• [Short task]: Pull out every line below that contains the word "楚雄州野生食用菌产量变化趋势".

· · · ·

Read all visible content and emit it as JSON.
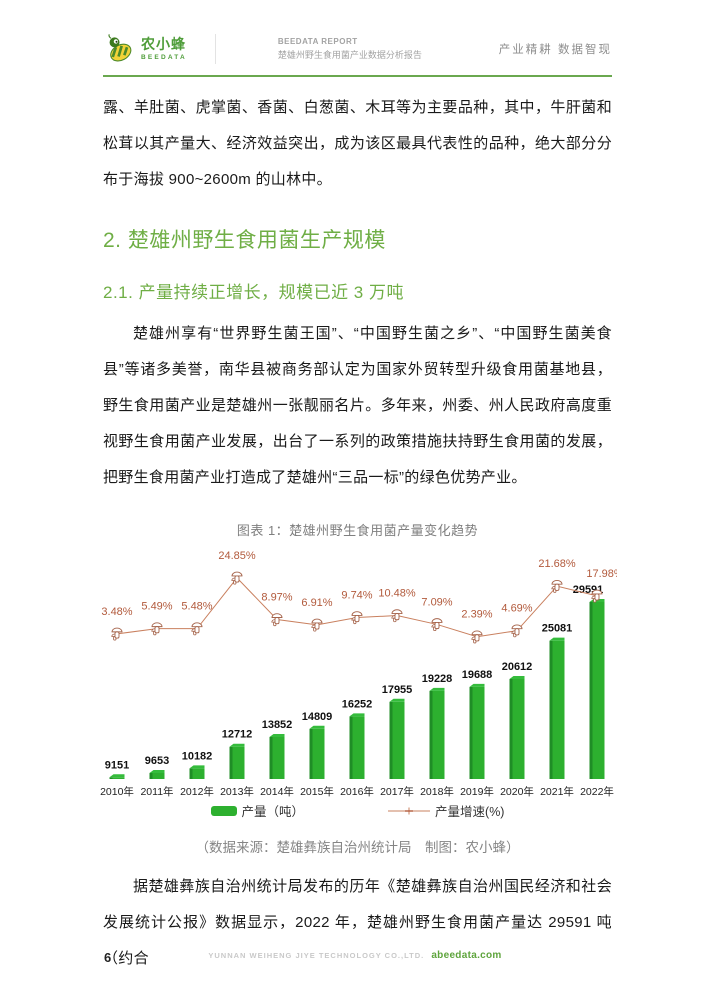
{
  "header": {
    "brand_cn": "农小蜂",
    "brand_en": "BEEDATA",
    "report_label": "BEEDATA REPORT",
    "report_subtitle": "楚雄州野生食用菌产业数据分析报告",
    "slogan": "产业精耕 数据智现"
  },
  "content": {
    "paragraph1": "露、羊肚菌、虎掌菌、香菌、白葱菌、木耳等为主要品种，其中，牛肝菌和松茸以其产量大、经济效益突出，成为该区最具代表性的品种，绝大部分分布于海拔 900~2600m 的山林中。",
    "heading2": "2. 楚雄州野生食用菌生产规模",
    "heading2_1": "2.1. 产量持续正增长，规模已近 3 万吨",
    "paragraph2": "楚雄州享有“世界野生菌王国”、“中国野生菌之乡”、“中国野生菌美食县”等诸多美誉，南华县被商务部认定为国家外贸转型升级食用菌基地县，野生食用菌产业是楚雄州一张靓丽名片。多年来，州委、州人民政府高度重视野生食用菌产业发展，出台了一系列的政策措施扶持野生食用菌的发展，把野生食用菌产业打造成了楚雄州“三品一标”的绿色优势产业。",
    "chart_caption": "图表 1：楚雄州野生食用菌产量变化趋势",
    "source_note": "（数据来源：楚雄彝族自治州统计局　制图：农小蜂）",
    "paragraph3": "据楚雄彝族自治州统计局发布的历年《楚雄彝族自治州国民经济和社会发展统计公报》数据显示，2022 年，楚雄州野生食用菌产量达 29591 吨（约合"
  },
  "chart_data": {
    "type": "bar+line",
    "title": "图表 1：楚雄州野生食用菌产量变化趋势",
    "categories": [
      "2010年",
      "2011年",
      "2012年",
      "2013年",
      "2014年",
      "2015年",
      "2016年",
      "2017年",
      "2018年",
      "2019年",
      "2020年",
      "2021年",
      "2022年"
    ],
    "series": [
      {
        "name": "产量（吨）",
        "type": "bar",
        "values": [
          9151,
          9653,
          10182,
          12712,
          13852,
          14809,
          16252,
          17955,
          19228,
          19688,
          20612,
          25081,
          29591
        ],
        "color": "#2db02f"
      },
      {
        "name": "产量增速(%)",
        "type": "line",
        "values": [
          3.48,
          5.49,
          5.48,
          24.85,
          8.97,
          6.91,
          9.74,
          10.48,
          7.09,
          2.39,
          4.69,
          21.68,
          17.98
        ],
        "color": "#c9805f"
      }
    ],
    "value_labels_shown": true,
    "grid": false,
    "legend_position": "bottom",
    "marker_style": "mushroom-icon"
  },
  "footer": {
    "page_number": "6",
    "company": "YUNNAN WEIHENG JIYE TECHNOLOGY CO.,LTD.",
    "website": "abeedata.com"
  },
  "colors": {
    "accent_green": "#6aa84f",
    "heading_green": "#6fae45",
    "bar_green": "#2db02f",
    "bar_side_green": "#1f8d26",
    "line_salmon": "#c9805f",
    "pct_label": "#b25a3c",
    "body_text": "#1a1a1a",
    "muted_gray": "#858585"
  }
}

· · · ·

• [Finished exercise]:
    "chart_caption": "图表 1：楚雄州野生食用菌产量变化趋势",
    "title": "图表 1：楚雄州野生食用菌产量变化趋势",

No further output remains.